**** Information supplied

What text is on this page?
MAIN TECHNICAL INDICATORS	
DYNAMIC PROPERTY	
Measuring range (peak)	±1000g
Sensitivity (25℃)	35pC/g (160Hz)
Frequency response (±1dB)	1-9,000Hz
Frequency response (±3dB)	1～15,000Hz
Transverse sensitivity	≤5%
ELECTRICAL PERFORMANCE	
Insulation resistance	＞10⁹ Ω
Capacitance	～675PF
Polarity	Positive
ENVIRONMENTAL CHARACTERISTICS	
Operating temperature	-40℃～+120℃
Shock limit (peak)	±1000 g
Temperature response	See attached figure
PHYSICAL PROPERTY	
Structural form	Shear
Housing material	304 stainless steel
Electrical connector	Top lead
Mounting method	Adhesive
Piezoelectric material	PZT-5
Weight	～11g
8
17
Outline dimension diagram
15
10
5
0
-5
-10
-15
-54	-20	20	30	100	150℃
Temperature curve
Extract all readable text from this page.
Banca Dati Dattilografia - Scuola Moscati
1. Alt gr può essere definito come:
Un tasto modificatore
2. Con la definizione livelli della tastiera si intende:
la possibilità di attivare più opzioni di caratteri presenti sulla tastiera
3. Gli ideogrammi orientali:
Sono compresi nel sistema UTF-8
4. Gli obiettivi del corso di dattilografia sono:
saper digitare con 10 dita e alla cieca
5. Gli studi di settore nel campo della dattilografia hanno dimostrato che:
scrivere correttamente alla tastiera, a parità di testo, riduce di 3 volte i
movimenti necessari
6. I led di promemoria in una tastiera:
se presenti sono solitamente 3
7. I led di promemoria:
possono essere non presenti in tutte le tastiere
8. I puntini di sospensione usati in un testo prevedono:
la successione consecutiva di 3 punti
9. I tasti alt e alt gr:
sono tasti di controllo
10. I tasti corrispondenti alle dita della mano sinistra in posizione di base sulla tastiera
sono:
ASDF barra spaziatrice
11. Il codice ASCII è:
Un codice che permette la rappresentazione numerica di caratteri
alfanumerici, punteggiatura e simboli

********

Check each line of the entries above, and show every one holding the word "testo".

▶ _Answer for the task_
scrivere correttamente alla tastiera, a parità di testo, riduce di 3 volte i
8. I puntini di sospensione usati in un testo prevedono:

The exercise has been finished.